## Begin Listed entries

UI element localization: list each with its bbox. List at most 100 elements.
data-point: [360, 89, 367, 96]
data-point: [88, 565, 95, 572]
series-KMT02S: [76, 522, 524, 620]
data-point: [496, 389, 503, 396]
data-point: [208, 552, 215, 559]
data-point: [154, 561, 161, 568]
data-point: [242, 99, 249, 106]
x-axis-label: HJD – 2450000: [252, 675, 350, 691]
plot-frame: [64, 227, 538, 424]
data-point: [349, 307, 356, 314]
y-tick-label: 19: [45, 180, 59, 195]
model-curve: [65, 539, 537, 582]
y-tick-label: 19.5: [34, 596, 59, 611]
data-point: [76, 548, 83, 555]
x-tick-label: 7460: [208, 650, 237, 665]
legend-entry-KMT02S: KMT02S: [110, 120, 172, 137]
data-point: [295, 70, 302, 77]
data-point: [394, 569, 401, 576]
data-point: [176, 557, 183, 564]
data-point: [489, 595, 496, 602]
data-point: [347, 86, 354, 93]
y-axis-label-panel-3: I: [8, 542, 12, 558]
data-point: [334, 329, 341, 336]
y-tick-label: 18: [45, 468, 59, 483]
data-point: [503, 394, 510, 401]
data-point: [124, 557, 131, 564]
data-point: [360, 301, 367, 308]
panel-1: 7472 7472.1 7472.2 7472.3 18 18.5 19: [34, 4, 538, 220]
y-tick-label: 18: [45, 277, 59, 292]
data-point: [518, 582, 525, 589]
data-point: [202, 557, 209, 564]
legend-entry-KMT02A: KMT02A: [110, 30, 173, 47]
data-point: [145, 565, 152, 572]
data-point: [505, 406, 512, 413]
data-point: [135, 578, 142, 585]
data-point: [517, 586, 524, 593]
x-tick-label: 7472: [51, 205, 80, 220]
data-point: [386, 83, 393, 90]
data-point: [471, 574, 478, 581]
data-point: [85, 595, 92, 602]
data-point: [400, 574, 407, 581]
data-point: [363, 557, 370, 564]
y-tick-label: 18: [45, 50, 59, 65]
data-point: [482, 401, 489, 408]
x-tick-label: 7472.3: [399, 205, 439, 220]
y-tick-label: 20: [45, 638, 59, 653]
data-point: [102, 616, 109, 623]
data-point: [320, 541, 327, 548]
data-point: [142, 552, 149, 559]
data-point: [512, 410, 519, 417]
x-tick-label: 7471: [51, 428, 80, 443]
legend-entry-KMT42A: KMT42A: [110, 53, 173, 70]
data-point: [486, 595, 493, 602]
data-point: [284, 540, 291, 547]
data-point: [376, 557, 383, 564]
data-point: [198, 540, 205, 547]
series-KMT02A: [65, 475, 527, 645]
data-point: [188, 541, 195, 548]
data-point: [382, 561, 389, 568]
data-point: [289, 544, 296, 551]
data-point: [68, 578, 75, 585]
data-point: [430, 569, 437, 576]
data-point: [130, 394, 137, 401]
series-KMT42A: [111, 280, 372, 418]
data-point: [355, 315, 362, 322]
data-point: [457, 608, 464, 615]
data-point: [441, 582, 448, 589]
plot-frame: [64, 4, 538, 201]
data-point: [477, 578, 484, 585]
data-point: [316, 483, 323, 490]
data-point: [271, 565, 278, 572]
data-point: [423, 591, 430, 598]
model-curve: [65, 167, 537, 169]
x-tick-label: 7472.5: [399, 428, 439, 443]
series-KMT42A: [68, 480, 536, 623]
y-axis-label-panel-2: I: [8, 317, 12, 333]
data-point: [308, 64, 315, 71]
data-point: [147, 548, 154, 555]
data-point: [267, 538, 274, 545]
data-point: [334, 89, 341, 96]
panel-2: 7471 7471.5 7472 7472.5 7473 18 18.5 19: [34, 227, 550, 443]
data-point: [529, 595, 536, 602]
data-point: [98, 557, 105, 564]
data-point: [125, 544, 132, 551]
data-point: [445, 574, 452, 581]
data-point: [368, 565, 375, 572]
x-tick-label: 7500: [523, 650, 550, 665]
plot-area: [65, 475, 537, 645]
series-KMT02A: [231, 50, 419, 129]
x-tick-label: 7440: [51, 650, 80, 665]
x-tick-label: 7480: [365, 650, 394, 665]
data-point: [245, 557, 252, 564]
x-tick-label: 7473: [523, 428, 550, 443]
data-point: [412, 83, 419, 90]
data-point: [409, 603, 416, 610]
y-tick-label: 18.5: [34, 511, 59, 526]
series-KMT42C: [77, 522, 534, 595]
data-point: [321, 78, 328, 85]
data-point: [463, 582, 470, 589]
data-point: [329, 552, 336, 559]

## End Listed entries

◆ Goal ◆
Edit the records starting at the beginning and ending at the line containing "data-point: [363, 557, 370, 564]" by changing "model-curve" to "fitted-curve", and give back those lines with nothing else altered.

◆ Solution below ◆
UI element localization: list each with its bbox. List at most 100 elements.
data-point: [360, 89, 367, 96]
data-point: [88, 565, 95, 572]
series-KMT02S: [76, 522, 524, 620]
data-point: [496, 389, 503, 396]
data-point: [208, 552, 215, 559]
data-point: [154, 561, 161, 568]
data-point: [242, 99, 249, 106]
x-axis-label: HJD – 2450000: [252, 675, 350, 691]
plot-frame: [64, 227, 538, 424]
data-point: [349, 307, 356, 314]
y-tick-label: 19: [45, 180, 59, 195]
fitted-curve: [65, 539, 537, 582]
y-tick-label: 19.5: [34, 596, 59, 611]
data-point: [76, 548, 83, 555]
x-tick-label: 7460: [208, 650, 237, 665]
legend-entry-KMT02S: KMT02S: [110, 120, 172, 137]
data-point: [295, 70, 302, 77]
data-point: [394, 569, 401, 576]
data-point: [176, 557, 183, 564]
data-point: [489, 595, 496, 602]
data-point: [347, 86, 354, 93]
y-axis-label-panel-3: I: [8, 542, 12, 558]
data-point: [334, 329, 341, 336]
y-tick-label: 18: [45, 468, 59, 483]
data-point: [503, 394, 510, 401]
data-point: [124, 557, 131, 564]
data-point: [360, 301, 367, 308]
panel-1: 7472 7472.1 7472.2 7472.3 18 18.5 19: [34, 4, 538, 220]
y-tick-label: 18: [45, 277, 59, 292]
data-point: [518, 582, 525, 589]
data-point: [202, 557, 209, 564]
legend-entry-KMT02A: KMT02A: [110, 30, 173, 47]
data-point: [145, 565, 152, 572]
data-point: [505, 406, 512, 413]
data-point: [135, 578, 142, 585]
data-point: [517, 586, 524, 593]
x-tick-label: 7472: [51, 205, 80, 220]
data-point: [386, 83, 393, 90]
data-point: [471, 574, 478, 581]
data-point: [85, 595, 92, 602]
data-point: [400, 574, 407, 581]
data-point: [363, 557, 370, 564]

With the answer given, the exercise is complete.